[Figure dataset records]
+ + + +
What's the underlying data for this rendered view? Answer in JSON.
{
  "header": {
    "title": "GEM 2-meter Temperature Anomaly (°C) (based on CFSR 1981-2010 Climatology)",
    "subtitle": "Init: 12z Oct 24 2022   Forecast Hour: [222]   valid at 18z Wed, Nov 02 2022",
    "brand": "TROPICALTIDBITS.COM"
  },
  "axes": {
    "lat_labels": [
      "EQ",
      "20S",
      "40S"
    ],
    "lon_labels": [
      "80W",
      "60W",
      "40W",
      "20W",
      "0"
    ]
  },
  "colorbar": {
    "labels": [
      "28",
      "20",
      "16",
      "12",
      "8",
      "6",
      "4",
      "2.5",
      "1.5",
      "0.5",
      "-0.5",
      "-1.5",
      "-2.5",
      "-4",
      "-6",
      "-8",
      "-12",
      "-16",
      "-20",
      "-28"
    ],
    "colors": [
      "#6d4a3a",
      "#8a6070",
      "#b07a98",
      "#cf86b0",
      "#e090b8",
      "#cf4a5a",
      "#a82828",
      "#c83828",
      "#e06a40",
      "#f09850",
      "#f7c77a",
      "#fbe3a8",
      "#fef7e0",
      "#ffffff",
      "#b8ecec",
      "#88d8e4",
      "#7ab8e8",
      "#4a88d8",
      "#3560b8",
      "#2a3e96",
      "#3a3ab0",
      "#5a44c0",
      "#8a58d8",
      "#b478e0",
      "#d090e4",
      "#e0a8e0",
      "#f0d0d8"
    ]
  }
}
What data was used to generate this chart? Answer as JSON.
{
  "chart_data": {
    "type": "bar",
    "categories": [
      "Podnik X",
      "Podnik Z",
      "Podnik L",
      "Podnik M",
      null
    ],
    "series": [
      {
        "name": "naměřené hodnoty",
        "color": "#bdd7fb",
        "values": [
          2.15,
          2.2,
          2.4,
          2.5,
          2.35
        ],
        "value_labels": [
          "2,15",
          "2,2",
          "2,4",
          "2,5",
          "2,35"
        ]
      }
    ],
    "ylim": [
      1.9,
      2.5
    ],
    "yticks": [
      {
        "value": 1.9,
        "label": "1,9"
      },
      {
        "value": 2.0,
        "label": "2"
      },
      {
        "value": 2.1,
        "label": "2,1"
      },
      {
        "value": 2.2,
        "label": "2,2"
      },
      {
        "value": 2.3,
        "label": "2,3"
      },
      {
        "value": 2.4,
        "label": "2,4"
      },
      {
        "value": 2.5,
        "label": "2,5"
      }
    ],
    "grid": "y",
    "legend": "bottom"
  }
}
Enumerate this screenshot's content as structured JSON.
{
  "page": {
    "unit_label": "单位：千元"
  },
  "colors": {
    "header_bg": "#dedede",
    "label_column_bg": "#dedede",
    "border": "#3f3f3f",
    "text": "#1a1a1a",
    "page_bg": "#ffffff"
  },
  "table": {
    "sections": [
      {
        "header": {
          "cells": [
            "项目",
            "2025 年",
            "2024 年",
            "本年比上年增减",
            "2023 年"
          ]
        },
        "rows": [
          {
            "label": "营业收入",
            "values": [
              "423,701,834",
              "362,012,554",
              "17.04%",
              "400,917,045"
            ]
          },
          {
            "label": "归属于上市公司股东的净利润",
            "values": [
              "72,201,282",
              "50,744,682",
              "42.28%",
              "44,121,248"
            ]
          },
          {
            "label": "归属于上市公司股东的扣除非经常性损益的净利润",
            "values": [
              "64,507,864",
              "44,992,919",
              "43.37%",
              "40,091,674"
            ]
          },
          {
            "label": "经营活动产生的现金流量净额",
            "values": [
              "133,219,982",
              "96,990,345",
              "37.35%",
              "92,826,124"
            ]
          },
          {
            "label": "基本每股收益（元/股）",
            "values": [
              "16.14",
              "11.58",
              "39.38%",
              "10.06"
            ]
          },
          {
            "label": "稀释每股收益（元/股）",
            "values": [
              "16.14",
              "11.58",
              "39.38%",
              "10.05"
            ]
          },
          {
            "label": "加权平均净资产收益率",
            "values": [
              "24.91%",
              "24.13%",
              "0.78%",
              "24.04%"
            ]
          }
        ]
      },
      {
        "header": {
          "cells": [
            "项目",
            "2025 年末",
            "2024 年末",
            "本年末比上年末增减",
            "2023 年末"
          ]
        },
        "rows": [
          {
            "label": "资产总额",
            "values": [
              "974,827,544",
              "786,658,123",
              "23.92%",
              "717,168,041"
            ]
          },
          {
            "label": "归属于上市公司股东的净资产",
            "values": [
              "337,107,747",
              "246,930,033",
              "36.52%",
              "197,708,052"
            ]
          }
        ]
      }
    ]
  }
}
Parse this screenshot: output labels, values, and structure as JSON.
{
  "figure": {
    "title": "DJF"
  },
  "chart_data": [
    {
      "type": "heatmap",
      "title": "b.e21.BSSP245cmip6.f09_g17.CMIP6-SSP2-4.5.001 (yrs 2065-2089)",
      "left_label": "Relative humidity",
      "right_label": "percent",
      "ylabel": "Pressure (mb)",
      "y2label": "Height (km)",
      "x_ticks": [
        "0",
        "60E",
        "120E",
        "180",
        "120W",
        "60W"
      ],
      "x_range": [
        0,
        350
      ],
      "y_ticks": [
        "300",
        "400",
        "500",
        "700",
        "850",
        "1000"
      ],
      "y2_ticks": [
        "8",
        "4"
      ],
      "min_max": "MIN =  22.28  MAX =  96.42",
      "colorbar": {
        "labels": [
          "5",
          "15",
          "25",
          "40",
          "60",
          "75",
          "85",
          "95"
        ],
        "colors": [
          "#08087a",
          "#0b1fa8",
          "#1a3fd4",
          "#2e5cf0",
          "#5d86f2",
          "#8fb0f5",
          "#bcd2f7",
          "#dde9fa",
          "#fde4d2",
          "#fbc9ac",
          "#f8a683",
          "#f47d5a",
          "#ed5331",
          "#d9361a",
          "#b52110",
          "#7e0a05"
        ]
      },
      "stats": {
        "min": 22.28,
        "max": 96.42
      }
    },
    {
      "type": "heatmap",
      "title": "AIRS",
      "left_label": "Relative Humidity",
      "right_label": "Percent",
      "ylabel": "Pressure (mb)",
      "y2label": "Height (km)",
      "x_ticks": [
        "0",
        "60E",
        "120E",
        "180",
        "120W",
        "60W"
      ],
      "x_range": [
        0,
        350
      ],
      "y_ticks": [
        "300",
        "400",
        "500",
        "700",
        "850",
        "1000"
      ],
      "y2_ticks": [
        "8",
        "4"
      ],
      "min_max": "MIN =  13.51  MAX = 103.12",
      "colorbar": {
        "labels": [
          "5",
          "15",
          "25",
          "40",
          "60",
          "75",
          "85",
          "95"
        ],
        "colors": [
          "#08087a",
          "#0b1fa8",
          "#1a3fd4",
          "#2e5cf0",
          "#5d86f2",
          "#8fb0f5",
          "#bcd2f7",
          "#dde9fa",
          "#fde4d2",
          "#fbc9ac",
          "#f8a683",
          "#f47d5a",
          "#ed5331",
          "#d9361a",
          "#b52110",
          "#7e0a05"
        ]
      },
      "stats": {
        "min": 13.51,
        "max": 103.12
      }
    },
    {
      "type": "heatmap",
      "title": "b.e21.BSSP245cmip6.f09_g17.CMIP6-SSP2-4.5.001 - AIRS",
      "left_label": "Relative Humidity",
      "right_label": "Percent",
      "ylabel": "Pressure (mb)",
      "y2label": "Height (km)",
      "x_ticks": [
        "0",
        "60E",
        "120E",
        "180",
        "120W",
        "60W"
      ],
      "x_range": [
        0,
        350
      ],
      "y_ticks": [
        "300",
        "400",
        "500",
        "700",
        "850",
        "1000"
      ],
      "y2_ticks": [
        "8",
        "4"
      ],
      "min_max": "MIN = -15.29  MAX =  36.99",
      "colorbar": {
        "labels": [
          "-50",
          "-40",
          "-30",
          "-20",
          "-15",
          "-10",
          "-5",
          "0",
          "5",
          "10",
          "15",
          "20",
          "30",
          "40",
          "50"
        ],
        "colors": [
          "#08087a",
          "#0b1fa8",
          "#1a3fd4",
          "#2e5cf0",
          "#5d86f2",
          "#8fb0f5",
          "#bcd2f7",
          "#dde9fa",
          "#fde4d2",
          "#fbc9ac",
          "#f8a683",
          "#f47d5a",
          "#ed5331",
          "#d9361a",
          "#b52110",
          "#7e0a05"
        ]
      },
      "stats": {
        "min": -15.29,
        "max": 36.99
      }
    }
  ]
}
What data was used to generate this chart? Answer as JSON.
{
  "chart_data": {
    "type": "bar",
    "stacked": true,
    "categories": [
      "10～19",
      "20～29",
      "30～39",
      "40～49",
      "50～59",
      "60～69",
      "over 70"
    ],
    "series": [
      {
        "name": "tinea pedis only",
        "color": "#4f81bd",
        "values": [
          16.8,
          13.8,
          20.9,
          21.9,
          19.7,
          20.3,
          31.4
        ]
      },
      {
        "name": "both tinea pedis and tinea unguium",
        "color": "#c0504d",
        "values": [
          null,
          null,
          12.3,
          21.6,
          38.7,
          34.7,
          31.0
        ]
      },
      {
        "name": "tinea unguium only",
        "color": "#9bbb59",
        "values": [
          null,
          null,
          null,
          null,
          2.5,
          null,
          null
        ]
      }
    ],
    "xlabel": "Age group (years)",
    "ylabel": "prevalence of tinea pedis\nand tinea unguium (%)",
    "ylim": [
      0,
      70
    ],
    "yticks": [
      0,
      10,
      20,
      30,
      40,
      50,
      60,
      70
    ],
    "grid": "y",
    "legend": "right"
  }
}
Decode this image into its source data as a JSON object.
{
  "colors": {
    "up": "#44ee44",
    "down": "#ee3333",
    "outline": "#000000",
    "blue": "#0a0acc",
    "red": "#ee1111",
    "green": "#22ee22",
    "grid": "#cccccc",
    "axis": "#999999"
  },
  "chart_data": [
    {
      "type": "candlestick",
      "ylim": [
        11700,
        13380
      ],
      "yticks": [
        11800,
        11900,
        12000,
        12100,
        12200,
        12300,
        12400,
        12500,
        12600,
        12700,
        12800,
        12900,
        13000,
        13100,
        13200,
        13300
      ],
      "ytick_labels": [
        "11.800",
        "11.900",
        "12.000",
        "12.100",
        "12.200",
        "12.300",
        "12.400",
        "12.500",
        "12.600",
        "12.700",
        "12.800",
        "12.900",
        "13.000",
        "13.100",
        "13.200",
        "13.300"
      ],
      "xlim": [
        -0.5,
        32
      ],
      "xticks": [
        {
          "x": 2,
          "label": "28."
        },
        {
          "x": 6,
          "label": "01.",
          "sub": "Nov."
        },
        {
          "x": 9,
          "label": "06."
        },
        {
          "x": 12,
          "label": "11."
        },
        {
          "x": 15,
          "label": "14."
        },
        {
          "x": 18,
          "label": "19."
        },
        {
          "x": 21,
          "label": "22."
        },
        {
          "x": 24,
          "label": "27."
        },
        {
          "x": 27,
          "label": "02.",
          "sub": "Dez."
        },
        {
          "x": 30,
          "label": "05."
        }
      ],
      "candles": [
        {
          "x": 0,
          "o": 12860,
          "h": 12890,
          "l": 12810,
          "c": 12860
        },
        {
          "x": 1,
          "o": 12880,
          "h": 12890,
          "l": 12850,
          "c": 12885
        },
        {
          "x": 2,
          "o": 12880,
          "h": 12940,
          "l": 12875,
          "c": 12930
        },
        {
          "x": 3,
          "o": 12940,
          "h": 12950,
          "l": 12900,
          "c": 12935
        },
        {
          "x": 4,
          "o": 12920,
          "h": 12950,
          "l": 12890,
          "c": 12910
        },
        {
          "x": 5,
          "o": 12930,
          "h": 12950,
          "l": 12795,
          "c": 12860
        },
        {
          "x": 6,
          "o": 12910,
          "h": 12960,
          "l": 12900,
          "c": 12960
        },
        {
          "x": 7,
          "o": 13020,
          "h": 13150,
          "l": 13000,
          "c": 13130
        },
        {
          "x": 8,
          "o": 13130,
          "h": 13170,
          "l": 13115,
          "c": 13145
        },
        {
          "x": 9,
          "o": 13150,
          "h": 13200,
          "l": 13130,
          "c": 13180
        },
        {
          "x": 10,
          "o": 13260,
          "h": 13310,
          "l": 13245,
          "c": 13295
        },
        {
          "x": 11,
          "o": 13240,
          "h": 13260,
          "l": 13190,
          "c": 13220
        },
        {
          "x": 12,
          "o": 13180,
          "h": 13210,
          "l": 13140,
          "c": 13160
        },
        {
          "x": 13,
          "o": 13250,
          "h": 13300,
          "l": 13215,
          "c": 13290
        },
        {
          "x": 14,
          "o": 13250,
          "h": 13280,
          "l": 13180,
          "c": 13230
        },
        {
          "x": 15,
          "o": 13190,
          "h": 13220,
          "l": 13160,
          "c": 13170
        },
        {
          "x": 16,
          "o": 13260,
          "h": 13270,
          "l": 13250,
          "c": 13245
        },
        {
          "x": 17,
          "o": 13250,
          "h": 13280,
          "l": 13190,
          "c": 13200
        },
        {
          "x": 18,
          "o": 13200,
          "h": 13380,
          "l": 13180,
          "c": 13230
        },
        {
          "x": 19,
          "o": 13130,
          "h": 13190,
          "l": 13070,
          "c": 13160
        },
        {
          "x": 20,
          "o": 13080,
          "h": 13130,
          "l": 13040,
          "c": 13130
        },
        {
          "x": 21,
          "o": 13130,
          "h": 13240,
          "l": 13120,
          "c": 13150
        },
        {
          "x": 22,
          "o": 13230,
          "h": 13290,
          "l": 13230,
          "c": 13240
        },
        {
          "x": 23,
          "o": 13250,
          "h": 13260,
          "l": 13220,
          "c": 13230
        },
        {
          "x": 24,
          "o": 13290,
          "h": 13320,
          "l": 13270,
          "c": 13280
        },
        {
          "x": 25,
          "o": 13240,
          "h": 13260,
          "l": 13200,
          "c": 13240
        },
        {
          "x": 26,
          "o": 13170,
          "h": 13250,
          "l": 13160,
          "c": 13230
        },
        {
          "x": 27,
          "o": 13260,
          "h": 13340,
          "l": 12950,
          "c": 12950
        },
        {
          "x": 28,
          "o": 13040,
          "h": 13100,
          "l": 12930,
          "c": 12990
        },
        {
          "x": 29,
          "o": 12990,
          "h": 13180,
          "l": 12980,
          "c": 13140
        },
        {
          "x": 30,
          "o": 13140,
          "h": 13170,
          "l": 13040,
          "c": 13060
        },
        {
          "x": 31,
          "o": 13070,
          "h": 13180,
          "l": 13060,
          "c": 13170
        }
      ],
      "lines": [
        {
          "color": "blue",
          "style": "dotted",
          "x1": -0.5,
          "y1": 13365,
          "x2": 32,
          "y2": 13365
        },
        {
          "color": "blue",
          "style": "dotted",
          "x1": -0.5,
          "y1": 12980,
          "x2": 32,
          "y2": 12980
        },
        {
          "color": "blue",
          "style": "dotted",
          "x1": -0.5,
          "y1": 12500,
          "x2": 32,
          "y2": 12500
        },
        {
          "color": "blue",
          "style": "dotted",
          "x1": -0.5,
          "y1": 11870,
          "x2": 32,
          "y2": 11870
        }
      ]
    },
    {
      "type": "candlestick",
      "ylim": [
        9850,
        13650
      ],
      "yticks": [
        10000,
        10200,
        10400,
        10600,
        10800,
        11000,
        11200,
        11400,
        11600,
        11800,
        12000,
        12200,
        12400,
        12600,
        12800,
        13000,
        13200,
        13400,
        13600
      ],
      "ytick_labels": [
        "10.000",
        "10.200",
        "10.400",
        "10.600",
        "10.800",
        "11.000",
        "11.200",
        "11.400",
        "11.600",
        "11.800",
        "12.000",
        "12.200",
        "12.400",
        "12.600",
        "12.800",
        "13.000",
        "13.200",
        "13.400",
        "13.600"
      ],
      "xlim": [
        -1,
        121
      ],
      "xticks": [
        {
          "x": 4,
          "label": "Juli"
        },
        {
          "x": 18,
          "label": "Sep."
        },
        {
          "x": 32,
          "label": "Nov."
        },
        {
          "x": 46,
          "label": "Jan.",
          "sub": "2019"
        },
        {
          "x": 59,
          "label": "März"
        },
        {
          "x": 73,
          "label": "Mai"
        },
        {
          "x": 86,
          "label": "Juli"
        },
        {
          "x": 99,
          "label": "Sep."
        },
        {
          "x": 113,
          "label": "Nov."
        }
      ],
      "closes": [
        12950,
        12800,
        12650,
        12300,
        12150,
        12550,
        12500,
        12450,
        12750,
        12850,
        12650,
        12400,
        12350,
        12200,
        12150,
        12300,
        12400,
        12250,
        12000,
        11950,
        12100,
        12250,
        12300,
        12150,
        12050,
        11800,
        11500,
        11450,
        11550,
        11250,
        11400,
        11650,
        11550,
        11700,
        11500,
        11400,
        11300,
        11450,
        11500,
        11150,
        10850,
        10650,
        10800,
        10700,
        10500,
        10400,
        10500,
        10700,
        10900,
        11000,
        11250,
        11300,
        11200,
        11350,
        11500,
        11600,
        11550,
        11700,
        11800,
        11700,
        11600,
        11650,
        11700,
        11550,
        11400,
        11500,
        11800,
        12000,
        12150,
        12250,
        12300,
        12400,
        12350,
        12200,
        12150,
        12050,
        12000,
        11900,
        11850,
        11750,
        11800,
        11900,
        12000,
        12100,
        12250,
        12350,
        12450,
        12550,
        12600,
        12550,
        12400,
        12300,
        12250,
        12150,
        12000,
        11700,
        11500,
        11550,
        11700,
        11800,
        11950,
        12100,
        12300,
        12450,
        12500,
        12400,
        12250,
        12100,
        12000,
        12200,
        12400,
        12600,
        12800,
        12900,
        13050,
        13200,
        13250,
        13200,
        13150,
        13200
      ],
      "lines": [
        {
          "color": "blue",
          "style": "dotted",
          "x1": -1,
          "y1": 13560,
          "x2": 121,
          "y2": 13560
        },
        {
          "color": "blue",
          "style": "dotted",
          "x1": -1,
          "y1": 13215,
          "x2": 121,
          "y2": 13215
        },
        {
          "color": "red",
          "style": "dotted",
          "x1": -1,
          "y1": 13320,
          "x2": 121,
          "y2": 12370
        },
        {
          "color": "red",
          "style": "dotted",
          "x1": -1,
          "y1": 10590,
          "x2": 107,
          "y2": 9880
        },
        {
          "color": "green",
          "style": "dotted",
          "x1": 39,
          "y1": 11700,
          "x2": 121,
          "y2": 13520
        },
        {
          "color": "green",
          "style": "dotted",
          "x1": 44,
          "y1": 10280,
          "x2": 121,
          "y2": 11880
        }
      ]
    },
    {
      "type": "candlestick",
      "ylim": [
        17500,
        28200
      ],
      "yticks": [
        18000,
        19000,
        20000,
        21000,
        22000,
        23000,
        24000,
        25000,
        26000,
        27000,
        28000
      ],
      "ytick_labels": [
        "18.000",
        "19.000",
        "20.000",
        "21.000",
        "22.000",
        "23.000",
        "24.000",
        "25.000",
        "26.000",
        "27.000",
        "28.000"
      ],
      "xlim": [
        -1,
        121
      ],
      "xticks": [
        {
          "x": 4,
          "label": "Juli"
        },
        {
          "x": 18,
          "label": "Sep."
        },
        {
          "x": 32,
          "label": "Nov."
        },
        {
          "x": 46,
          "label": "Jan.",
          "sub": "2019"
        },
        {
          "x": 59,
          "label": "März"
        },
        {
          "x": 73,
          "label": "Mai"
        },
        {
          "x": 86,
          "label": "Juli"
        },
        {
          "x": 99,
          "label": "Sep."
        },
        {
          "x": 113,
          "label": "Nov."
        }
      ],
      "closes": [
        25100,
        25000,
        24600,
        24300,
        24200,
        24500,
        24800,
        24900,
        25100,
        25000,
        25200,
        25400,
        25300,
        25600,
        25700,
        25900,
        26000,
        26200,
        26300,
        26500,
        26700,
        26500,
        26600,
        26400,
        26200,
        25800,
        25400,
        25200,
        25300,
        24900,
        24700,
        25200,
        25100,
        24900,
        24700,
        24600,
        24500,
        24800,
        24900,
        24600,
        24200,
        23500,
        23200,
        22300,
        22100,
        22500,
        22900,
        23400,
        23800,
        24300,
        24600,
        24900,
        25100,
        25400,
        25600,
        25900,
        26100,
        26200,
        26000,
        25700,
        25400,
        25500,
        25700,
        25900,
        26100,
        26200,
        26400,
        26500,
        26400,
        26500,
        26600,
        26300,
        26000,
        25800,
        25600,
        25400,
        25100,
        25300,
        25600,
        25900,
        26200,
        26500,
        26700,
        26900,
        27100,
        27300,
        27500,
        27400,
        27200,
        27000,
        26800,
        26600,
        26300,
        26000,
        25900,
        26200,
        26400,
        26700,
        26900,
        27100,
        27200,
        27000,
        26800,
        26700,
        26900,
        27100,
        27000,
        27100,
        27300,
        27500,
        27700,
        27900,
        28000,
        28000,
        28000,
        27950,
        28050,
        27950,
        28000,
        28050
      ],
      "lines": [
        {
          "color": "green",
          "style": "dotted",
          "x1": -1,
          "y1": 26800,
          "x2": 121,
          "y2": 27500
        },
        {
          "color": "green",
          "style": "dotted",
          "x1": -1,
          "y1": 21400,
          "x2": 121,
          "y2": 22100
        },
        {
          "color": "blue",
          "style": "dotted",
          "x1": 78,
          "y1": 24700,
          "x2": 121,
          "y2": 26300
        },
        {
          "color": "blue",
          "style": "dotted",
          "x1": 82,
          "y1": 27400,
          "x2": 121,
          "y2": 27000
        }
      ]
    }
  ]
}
+ + + +
SET TASK
Locate all lines in the listing above with the word "screenshot". Copy them.

RESULT OF THIS EXERCISE
Enumerate this screenshot's content as structured JSON.
Parse this screenshot: output labels, values, and structure as JSON.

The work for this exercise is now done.